Aim – Copy out the rows from the line containing "svg-text:36: 36: [611, 262, 620, 271]" up to and including the line containing "dash-callout-25[interactable]: 25: [682, 346, 696, 360]", exactly as they appear and with nothing else.

Coordinate annotation rows:
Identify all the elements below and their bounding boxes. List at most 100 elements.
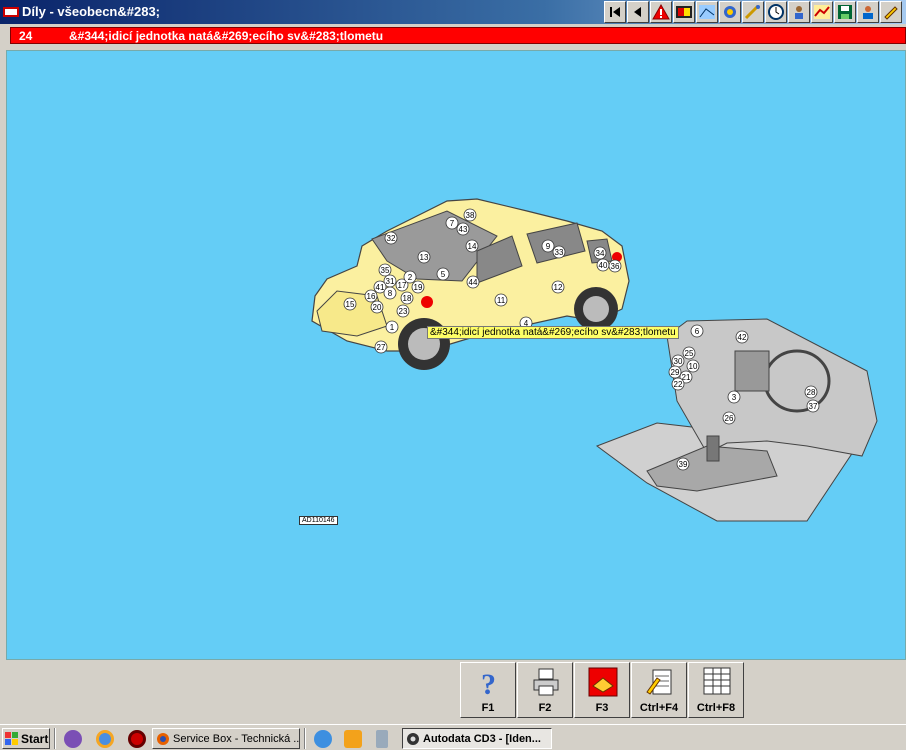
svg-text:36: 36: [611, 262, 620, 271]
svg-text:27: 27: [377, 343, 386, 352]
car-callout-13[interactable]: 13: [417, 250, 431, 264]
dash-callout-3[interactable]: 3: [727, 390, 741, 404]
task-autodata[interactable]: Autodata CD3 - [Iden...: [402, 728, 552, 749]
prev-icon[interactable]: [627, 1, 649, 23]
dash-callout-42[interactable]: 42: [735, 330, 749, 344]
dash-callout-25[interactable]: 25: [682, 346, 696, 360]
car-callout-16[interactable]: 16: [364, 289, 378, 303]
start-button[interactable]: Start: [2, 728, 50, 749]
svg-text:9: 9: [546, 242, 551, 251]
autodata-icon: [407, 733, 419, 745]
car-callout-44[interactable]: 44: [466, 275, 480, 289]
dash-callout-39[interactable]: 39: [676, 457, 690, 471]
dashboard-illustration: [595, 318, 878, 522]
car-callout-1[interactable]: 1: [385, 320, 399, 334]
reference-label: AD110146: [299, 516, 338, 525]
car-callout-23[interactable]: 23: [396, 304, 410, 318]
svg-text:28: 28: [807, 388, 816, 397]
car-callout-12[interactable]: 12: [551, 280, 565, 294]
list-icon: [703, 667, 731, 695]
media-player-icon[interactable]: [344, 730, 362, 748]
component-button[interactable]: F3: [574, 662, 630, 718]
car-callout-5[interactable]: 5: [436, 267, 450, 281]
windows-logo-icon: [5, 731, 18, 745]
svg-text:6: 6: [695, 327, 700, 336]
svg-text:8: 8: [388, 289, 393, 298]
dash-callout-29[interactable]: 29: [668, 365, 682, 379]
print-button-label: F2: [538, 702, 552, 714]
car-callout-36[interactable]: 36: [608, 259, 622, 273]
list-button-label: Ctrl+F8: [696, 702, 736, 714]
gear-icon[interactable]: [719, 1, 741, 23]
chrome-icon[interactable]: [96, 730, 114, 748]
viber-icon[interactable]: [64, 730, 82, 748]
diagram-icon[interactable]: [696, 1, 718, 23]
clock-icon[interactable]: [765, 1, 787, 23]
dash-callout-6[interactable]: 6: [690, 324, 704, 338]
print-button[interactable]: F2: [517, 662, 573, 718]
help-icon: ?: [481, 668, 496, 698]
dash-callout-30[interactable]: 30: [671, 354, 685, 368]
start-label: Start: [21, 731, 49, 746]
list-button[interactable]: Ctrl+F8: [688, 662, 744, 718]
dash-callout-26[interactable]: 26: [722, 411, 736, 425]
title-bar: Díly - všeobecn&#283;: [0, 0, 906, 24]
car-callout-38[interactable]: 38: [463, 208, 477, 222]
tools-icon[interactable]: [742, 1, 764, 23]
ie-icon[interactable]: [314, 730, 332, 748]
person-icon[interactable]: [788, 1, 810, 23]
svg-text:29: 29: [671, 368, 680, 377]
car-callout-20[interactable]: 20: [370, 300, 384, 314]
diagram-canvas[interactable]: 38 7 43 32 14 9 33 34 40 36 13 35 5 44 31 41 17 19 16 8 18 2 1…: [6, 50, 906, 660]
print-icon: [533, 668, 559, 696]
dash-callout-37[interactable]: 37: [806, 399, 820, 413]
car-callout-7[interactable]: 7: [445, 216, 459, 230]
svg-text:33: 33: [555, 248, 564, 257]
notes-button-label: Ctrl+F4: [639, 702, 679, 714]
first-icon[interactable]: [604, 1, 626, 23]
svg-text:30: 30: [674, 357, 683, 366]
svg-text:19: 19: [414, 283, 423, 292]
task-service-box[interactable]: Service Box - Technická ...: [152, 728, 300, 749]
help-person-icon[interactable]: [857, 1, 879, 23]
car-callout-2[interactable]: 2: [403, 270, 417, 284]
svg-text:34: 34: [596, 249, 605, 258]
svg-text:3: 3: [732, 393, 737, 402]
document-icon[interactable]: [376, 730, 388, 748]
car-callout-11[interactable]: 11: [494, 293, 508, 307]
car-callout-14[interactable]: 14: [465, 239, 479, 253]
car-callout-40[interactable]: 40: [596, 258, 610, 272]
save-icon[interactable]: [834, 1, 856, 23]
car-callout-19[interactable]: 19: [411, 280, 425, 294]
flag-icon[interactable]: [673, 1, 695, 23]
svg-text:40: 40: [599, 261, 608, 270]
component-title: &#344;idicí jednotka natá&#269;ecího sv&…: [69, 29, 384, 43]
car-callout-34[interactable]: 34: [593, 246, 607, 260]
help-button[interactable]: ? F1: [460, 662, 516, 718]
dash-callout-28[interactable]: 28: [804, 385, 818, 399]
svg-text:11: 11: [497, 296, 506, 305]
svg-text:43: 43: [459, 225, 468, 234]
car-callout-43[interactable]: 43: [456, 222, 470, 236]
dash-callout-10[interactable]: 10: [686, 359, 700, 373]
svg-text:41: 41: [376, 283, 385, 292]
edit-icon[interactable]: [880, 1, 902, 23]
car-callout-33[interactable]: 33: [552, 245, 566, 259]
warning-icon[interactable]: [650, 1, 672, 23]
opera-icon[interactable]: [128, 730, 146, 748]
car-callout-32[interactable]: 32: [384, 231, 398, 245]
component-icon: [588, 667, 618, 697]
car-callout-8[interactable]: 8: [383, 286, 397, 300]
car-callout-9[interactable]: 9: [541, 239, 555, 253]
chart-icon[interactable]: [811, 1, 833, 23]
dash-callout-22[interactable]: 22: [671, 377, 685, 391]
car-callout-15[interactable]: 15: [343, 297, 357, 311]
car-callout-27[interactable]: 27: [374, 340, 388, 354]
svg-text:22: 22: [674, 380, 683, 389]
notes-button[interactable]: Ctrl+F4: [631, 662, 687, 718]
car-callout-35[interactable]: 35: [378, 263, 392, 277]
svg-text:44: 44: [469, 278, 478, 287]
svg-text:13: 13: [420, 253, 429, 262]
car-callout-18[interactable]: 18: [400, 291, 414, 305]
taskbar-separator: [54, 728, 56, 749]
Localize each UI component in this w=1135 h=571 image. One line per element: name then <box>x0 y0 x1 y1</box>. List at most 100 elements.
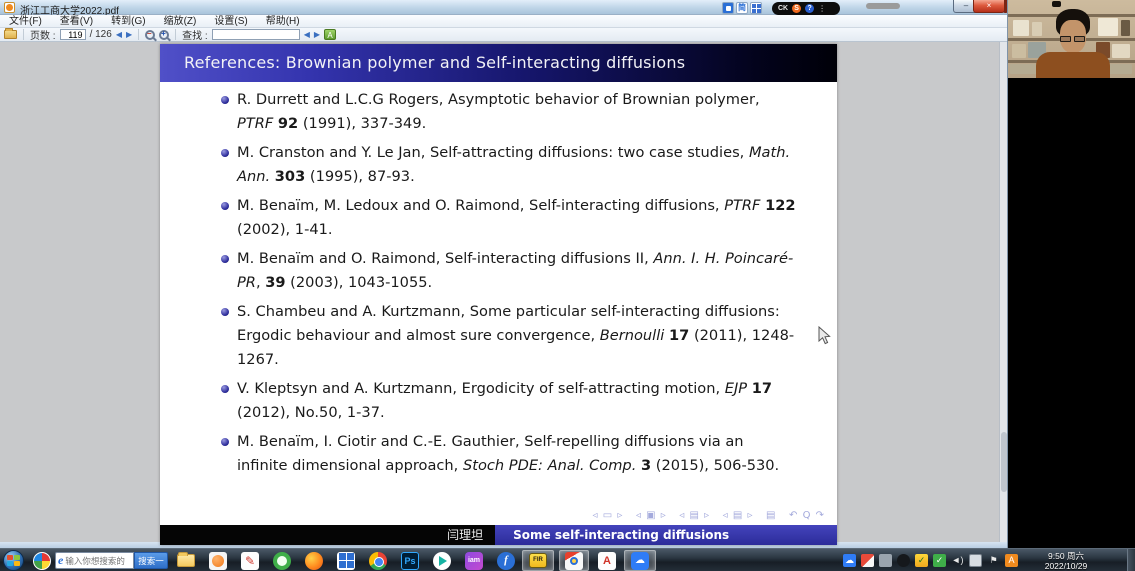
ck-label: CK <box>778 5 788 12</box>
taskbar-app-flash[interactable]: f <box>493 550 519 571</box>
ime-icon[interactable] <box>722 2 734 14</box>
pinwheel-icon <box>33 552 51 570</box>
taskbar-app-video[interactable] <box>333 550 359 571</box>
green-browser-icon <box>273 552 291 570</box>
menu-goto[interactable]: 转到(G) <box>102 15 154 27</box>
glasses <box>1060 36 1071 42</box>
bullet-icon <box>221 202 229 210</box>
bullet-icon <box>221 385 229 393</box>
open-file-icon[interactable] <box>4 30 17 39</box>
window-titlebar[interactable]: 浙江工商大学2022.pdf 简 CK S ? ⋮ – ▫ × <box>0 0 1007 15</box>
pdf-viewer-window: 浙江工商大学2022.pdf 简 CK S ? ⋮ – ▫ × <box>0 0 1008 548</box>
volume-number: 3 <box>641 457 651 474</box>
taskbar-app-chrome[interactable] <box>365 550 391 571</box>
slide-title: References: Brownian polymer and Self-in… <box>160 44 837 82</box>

Reply –
svg-text:36: 36: [611, 262, 620, 271]
svg-text:27: 27: [377, 343, 386, 352]
car-callout-13[interactable]: 13: [417, 250, 431, 264]
dash-callout-3[interactable]: 3: [727, 390, 741, 404]
task-autodata[interactable]: Autodata CD3 - [Iden...: [402, 728, 552, 749]
prev-icon[interactable]: [627, 1, 649, 23]
dash-callout-42[interactable]: 42: [735, 330, 749, 344]
dash-callout-25[interactable]: 25: [682, 346, 696, 360]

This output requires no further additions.